== DATA ROWS ==

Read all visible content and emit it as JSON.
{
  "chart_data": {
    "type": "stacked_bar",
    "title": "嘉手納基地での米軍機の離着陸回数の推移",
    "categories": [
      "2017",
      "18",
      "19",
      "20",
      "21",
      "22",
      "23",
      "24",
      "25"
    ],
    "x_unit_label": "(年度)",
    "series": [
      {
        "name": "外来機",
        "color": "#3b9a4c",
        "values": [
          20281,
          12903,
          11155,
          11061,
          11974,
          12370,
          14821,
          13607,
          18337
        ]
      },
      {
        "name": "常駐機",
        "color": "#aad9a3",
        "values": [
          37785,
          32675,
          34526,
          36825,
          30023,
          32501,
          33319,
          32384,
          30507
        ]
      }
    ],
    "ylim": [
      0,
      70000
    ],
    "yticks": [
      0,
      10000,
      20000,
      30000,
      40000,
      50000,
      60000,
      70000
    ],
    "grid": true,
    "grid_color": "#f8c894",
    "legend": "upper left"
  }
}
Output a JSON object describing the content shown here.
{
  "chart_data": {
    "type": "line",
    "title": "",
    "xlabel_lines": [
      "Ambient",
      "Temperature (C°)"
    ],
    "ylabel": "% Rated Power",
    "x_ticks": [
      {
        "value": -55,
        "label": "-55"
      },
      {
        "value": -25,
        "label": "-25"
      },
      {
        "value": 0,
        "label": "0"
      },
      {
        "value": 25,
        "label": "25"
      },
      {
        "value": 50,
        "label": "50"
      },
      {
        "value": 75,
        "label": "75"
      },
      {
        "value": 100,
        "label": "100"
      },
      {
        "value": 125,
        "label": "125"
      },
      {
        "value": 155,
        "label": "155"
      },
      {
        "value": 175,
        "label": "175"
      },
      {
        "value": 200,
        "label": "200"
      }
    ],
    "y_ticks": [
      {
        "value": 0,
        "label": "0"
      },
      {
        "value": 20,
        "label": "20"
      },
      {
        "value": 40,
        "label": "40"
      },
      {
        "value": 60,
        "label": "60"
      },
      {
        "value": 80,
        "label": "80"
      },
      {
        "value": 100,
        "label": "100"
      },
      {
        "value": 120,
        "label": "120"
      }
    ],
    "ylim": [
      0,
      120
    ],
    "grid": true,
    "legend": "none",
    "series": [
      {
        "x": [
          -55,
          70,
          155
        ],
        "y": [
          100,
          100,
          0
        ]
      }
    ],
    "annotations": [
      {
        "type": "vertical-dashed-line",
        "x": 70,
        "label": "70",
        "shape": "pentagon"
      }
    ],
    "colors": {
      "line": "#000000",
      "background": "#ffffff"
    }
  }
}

===

## WHAT TO WORK ON
Every entry above needs to be quoted exactly.

## THE OUTPUT
Read all visible content and emit it as JSON.
{
  "chart_data": {
    "type": "stacked_bar",
    "title": "嘉手納基地での米軍機の離着陸回数の推移",
    "categories": [
      "2017",
      "18",
      "19",
      "20",
      "21",
      "22",
      "23",
      "24",
      "25"
    ],
    "x_unit_label": "(年度)",
    "series": [
      {
        "name": "外来機",
        "color": "#3b9a4c",
        "values": [
          20281,
          12903,
          11155,
          11061,
          11974,
          12370,
          14821,
          13607,
          18337
        ]
      },
      {
        "name": "常駐機",
        "color": "#aad9a3",
        "values": [
          37785,
          32675,
          34526,
          36825,
          30023,
          32501,
          33319,
          32384,
          30507
        ]
      }
    ],
    "ylim": [
      0,
      70000
    ],
    "yticks": [
      0,
      10000,
      20000,
      30000,
      40000,
      50000,
      60000,
      70000
    ],
    "grid": true,
    "grid_color": "#f8c894",
    "legend": "upper left"
  }
}
Output a JSON object describing the content shown here.
{
  "chart_data": {
    "type": "line",
    "title": "",
    "xlabel_lines": [
      "Ambient",
      "Temperature (C°)"
    ],
    "ylabel": "% Rated Power",
    "x_ticks": [
      {
        "value": -55,
        "label": "-55"
      },
      {
        "value": -25,
        "label": "-25"
      },
      {
        "value": 0,
        "label": "0"
      },
      {
        "value": 25,
        "label": "25"
      },
      {
        "value": 50,
        "label": "50"
      },
      {
        "value": 75,
        "label": "75"
      },
      {
        "value": 100,
        "label": "100"
      },
      {
        "value": 125,
        "label": "125"
      },
      {
        "value": 155,
        "label": "155"
      },
      {
        "value": 175,
        "label": "175"
      },
      {
        "value": 200,
        "label": "200"
      }
    ],
    "y_ticks": [
      {
        "value": 0,
        "label": "0"
      },
      {
        "value": 20,
        "label": "20"
      },
      {
        "value": 40,
        "label": "40"
      },
      {
        "value": 60,
        "label": "60"
      },
      {
        "value": 80,
        "label": "80"
      },
      {
        "value": 100,
        "label": "100"
      },
      {
        "value": 120,
        "label": "120"
      }
    ],
    "ylim": [
      0,
      120
    ],
    "grid": true,
    "legend": "none",
    "series": [
      {
        "x": [
          -55,
          70,
          155
        ],
        "y": [
          100,
          100,
          0
        ]
      }
    ],
    "annotations": [
      {
        "type": "vertical-dashed-line",
        "x": 70,
        "label": "70",
        "shape": "pentagon"
      }
    ],
    "colors": {
      "line": "#000000",
      "background": "#ffffff"
    }
  }
}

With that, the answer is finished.